== Dataset rows ==
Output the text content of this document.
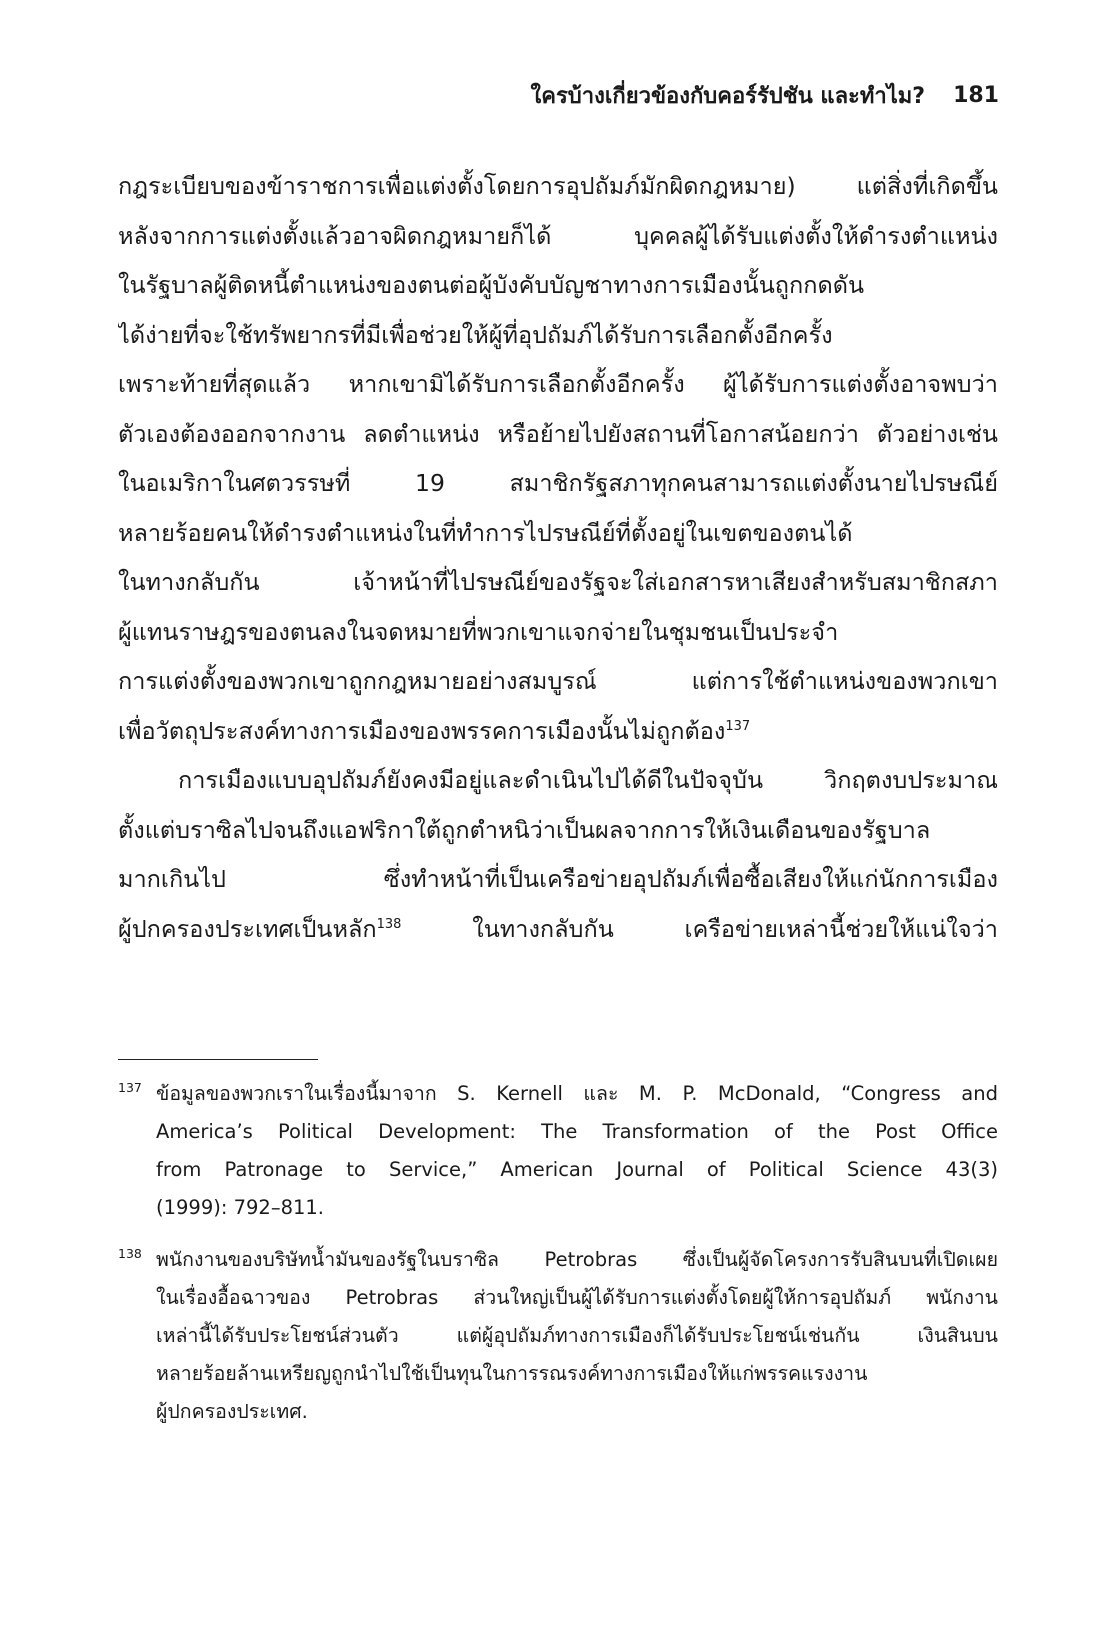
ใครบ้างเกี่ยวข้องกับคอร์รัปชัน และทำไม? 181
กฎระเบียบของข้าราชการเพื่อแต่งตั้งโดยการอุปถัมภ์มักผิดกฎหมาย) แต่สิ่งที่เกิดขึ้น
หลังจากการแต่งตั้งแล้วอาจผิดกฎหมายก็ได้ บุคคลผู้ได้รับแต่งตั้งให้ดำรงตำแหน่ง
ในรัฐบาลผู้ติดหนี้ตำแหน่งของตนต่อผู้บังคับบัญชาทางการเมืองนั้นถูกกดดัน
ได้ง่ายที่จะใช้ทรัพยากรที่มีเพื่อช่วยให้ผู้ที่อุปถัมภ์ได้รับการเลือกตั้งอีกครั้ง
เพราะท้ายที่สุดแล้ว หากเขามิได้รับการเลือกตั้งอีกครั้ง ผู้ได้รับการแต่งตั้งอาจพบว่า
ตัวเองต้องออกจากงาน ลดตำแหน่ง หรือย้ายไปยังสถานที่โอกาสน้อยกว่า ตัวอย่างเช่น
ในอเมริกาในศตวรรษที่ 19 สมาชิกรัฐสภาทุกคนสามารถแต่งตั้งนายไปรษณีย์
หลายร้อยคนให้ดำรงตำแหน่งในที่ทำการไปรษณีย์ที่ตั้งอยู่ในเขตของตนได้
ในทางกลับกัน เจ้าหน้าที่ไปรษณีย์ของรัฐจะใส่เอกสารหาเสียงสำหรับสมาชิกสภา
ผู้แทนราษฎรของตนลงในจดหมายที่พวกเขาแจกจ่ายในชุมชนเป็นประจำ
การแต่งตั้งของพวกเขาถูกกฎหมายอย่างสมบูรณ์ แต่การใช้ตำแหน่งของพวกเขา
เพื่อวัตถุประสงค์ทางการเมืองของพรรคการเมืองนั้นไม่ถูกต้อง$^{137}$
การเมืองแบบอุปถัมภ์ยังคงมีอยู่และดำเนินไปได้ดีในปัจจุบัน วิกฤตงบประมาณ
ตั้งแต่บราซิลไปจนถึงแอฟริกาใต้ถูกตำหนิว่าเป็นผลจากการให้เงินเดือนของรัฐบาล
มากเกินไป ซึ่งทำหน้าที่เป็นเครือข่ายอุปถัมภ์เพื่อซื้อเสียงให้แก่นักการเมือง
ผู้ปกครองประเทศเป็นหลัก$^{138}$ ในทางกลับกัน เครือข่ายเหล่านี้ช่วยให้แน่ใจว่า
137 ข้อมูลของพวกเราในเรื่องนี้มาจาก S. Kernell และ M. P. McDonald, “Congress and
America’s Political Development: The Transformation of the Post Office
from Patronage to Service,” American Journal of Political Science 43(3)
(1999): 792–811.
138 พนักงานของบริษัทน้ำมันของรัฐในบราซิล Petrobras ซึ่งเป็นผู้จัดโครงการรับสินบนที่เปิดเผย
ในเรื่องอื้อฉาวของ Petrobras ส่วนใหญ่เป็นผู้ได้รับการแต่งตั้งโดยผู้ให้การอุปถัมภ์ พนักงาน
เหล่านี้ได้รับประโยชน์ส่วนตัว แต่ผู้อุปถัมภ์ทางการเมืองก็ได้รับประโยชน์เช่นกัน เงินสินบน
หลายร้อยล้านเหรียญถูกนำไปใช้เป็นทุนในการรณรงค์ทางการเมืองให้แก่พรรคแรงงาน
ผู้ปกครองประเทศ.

== Request ==
Set down every record once more, word for word, without pictures.

== Output ==
Output the text content of this document.
ใครบ้างเกี่ยวข้องกับคอร์รัปชัน และทำไม? 181
กฎระเบียบของข้าราชการเพื่อแต่งตั้งโดยการอุปถัมภ์มักผิดกฎหมาย) แต่สิ่งที่เกิดขึ้น
หลังจากการแต่งตั้งแล้วอาจผิดกฎหมายก็ได้ บุคคลผู้ได้รับแต่งตั้งให้ดำรงตำแหน่ง
ในรัฐบาลผู้ติดหนี้ตำแหน่งของตนต่อผู้บังคับบัญชาทางการเมืองนั้นถูกกดดัน
ได้ง่ายที่จะใช้ทรัพยากรที่มีเพื่อช่วยให้ผู้ที่อุปถัมภ์ได้รับการเลือกตั้งอีกครั้ง
เพราะท้ายที่สุดแล้ว หากเขามิได้รับการเลือกตั้งอีกครั้ง ผู้ได้รับการแต่งตั้งอาจพบว่า
ตัวเองต้องออกจากงาน ลดตำแหน่ง หรือย้ายไปยังสถานที่โอกาสน้อยกว่า ตัวอย่างเช่น
ในอเมริกาในศตวรรษที่ 19 สมาชิกรัฐสภาทุกคนสามารถแต่งตั้งนายไปรษณีย์
หลายร้อยคนให้ดำรงตำแหน่งในที่ทำการไปรษณีย์ที่ตั้งอยู่ในเขตของตนได้
ในทางกลับกัน เจ้าหน้าที่ไปรษณีย์ของรัฐจะใส่เอกสารหาเสียงสำหรับสมาชิกสภา
ผู้แทนราษฎรของตนลงในจดหมายที่พวกเขาแจกจ่ายในชุมชนเป็นประจำ
การแต่งตั้งของพวกเขาถูกกฎหมายอย่างสมบูรณ์ แต่การใช้ตำแหน่งของพวกเขา
เพื่อวัตถุประสงค์ทางการเมืองของพรรคการเมืองนั้นไม่ถูกต้อง$^{137}$
การเมืองแบบอุปถัมภ์ยังคงมีอยู่และดำเนินไปได้ดีในปัจจุบัน วิกฤตงบประมาณ
ตั้งแต่บราซิลไปจนถึงแอฟริกาใต้ถูกตำหนิว่าเป็นผลจากการให้เงินเดือนของรัฐบาล
มากเกินไป ซึ่งทำหน้าที่เป็นเครือข่ายอุปถัมภ์เพื่อซื้อเสียงให้แก่นักการเมือง
ผู้ปกครองประเทศเป็นหลัก$^{138}$ ในทางกลับกัน เครือข่ายเหล่านี้ช่วยให้แน่ใจว่า
137 ข้อมูลของพวกเราในเรื่องนี้มาจาก S. Kernell และ M. P. McDonald, “Congress and
America’s Political Development: The Transformation of the Post Office
from Patronage to Service,” American Journal of Political Science 43(3)
(1999): 792–811.
138 พนักงานของบริษัทน้ำมันของรัฐในบราซิล Petrobras ซึ่งเป็นผู้จัดโครงการรับสินบนที่เปิดเผย
ในเรื่องอื้อฉาวของ Petrobras ส่วนใหญ่เป็นผู้ได้รับการแต่งตั้งโดยผู้ให้การอุปถัมภ์ พนักงาน
เหล่านี้ได้รับประโยชน์ส่วนตัว แต่ผู้อุปถัมภ์ทางการเมืองก็ได้รับประโยชน์เช่นกัน เงินสินบน
หลายร้อยล้านเหรียญถูกนำไปใช้เป็นทุนในการรณรงค์ทางการเมืองให้แก่พรรคแรงงาน
ผู้ปกครองประเทศ.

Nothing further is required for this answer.